_GOAL_.
All of the records below need to be copied exactly.

_RECORDED INFORMATION_.
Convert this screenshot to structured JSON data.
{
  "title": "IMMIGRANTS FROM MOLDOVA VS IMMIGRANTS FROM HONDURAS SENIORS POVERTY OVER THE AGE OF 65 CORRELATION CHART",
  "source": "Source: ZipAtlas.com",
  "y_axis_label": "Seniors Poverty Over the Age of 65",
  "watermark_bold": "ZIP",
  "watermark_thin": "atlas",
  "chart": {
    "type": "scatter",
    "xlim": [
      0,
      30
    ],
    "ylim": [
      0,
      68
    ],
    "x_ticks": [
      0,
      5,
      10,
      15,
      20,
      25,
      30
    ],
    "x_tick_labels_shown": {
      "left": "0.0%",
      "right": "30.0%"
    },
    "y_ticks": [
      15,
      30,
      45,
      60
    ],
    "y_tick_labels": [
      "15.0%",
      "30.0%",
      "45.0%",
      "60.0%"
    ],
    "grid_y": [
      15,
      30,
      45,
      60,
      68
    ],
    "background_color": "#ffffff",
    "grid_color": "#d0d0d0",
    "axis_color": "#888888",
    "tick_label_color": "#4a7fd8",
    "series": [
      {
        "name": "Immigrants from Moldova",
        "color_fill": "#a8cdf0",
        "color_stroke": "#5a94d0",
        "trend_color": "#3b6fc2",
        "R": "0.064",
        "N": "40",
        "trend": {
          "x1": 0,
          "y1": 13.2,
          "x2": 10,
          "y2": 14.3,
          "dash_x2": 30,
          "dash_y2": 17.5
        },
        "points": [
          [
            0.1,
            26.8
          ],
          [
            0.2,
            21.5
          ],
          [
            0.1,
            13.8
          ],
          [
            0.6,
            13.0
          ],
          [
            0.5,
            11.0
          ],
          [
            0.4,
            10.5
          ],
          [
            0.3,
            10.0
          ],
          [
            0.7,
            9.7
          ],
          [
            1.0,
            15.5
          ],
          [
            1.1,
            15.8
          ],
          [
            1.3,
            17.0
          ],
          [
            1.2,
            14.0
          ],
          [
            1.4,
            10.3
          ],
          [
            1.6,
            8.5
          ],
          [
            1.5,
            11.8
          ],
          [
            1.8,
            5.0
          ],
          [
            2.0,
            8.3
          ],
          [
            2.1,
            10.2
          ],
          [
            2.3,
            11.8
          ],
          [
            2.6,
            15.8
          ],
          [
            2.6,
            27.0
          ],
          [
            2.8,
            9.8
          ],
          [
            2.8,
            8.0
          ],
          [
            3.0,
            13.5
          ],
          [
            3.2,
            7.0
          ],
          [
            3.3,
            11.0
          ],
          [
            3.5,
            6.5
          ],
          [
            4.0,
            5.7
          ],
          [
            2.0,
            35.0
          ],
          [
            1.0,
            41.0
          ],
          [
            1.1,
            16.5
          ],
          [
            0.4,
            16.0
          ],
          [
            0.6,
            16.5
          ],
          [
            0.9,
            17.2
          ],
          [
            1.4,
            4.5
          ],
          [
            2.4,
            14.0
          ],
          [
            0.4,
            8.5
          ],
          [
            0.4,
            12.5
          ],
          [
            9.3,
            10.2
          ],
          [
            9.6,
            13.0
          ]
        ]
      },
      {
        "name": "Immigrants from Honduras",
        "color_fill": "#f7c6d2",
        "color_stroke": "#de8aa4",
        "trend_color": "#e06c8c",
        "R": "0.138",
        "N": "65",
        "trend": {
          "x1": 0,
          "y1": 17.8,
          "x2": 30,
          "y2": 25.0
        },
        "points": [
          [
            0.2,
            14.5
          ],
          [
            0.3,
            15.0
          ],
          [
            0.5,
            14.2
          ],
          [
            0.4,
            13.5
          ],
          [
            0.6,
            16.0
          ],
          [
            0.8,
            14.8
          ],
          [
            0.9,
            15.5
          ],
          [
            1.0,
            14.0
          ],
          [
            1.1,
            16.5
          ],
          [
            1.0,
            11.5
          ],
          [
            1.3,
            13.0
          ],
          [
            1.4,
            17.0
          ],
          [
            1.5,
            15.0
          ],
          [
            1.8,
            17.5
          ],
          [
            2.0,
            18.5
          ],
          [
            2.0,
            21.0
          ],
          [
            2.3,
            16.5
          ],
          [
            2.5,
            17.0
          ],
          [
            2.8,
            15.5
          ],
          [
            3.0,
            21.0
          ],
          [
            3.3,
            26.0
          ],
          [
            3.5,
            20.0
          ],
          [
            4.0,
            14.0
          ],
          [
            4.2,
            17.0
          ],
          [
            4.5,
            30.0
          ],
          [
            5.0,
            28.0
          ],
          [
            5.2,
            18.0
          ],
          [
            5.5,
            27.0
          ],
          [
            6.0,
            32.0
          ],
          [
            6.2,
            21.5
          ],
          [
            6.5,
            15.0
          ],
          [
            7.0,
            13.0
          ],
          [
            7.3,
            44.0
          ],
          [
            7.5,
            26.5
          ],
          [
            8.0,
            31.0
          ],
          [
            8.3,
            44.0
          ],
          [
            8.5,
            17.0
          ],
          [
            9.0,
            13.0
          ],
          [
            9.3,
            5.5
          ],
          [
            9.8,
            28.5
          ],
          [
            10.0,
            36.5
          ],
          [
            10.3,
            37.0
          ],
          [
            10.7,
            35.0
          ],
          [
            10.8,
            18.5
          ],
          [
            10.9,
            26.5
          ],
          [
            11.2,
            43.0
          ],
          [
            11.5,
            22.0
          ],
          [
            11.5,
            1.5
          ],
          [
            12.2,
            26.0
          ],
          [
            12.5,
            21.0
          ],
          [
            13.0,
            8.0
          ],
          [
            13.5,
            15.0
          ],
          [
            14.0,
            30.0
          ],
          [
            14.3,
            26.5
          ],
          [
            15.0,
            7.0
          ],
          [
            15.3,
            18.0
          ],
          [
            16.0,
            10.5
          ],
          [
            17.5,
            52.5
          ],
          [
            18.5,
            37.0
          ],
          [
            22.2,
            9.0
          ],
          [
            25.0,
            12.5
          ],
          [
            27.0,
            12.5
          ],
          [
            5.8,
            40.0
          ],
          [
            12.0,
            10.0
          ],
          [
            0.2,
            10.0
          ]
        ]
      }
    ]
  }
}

_WRITTEN REPLY_.
Convert this screenshot to structured JSON data.
{
  "title": "IMMIGRANTS FROM MOLDOVA VS IMMIGRANTS FROM HONDURAS SENIORS POVERTY OVER THE AGE OF 65 CORRELATION CHART",
  "source": "Source: ZipAtlas.com",
  "y_axis_label": "Seniors Poverty Over the Age of 65",
  "watermark_bold": "ZIP",
  "watermark_thin": "atlas",
  "chart": {
    "type": "scatter",
    "xlim": [
      0,
      30
    ],
    "ylim": [
      0,
      68
    ],
    "x_ticks": [
      0,
      5,
      10,
      15,
      20,
      25,
      30
    ],
    "x_tick_labels_shown": {
      "left": "0.0%",
      "right": "30.0%"
    },
    "y_ticks": [
      15,
      30,
      45,
      60
    ],
    "y_tick_labels": [
      "15.0%",
      "30.0%",
      "45.0%",
      "60.0%"
    ],
    "grid_y": [
      15,
      30,
      45,
      60,
      68
    ],
    "background_color": "#ffffff",
    "grid_color": "#d0d0d0",
    "axis_color": "#888888",
    "tick_label_color": "#4a7fd8",
    "series": [
      {
        "name": "Immigrants from Moldova",
        "color_fill": "#a8cdf0",
        "color_stroke": "#5a94d0",
        "trend_color": "#3b6fc2",
        "R": "0.064",
        "N": "40",
        "trend": {
          "x1": 0,
          "y1": 13.2,
          "x2": 10,
          "y2": 14.3,
          "dash_x2": 30,
          "dash_y2": 17.5
        },
        "points": [
          [
            0.1,
            26.8
          ],
          [
            0.2,
            21.5
          ],
          [
            0.1,
            13.8
          ],
          [
            0.6,
            13.0
          ],
          [
            0.5,
            11.0
          ],
          [
            0.4,
            10.5
          ],
          [
            0.3,
            10.0
          ],
          [
            0.7,
            9.7
          ],
          [
            1.0,
            15.5
          ],
          [
            1.1,
            15.8
          ],
          [
            1.3,
            17.0
          ],
          [
            1.2,
            14.0
          ],
          [
            1.4,
            10.3
          ],
          [
            1.6,
            8.5
          ],
          [
            1.5,
            11.8
          ],
          [
            1.8,
            5.0
          ],
          [
            2.0,
            8.3
          ],
          [
            2.1,
            10.2
          ],
          [
            2.3,
            11.8
          ],
          [
            2.6,
            15.8
          ],
          [
            2.6,
            27.0
          ],
          [
            2.8,
            9.8
          ],
          [
            2.8,
            8.0
          ],
          [
            3.0,
            13.5
          ],
          [
            3.2,
            7.0
          ],
          [
            3.3,
            11.0
          ],
          [
            3.5,
            6.5
          ],
          [
            4.0,
            5.7
          ],
          [
            2.0,
            35.0
          ],
          [
            1.0,
            41.0
          ],
          [
            1.1,
            16.5
          ],
          [
            0.4,
            16.0
          ],
          [
            0.6,
            16.5
          ],
          [
            0.9,
            17.2
          ],
          [
            1.4,
            4.5
          ],
          [
            2.4,
            14.0
          ],
          [
            0.4,
            8.5
          ],
          [
            0.4,
            12.5
          ],
          [
            9.3,
            10.2
          ],
          [
            9.6,
            13.0
          ]
        ]
      },
      {
        "name": "Immigrants from Honduras",
        "color_fill": "#f7c6d2",
        "color_stroke": "#de8aa4",
        "trend_color": "#e06c8c",
        "R": "0.138",
        "N": "65",
        "trend": {
          "x1": 0,
          "y1": 17.8,
          "x2": 30,
          "y2": 25.0
        },
        "points": [
          [
            0.2,
            14.5
          ],
          [
            0.3,
            15.0
          ],
          [
            0.5,
            14.2
          ],
          [
            0.4,
            13.5
          ],
          [
            0.6,
            16.0
          ],
          [
            0.8,
            14.8
          ],
          [
            0.9,
            15.5
          ],
          [
            1.0,
            14.0
          ],
          [
            1.1,
            16.5
          ],
          [
            1.0,
            11.5
          ],
          [
            1.3,
            13.0
          ],
          [
            1.4,
            17.0
          ],
          [
            1.5,
            15.0
          ],
          [
            1.8,
            17.5
          ],
          [
            2.0,
            18.5
          ],
          [
            2.0,
            21.0
          ],
          [
            2.3,
            16.5
          ],
          [
            2.5,
            17.0
          ],
          [
            2.8,
            15.5
          ],
          [
            3.0,
            21.0
          ],
          [
            3.3,
            26.0
          ],
          [
            3.5,
            20.0
          ],
          [
            4.0,
            14.0
          ],
          [
            4.2,
            17.0
          ],
          [
            4.5,
            30.0
          ],
          [
            5.0,
            28.0
          ],
          [
            5.2,
            18.0
          ],
          [
            5.5,
            27.0
          ],
          [
            6.0,
            32.0
          ],
          [
            6.2,
            21.5
          ],
          [
            6.5,
            15.0
          ],
          [
            7.0,
            13.0
          ],
          [
            7.3,
            44.0
          ],
          [
            7.5,
            26.5
          ],
          [
            8.0,
            31.0
          ],
          [
            8.3,
            44.0
          ],
          [
            8.5,
            17.0
          ],
          [
            9.0,
            13.0
          ],
          [
            9.3,
            5.5
          ],
          [
            9.8,
            28.5
          ],
          [
            10.0,
            36.5
          ],
          [
            10.3,
            37.0
          ],
          [
            10.7,
            35.0
          ],
          [
            10.8,
            18.5
          ],
          [
            10.9,
            26.5
          ],
          [
            11.2,
            43.0
          ],
          [
            11.5,
            22.0
          ],
          [
            11.5,
            1.5
          ],
          [
            12.2,
            26.0
          ],
          [
            12.5,
            21.0
          ],
          [
            13.0,
            8.0
          ],
          [
            13.5,
            15.0
          ],
          [
            14.0,
            30.0
          ],
          [
            14.3,
            26.5
          ],
          [
            15.0,
            7.0
          ],
          [
            15.3,
            18.0
          ],
          [
            16.0,
            10.5
          ],
          [
            17.5,
            52.5
          ],
          [
            18.5,
            37.0
          ],
          [
            22.2,
            9.0
          ],
          [
            25.0,
            12.5
          ],
          [
            27.0,
            12.5
          ],
          [
            5.8,
            40.0
          ],
          [
            12.0,
            10.0
          ],
          [
            0.2,
            10.0
          ]
        ]
      }
    ]
  }
}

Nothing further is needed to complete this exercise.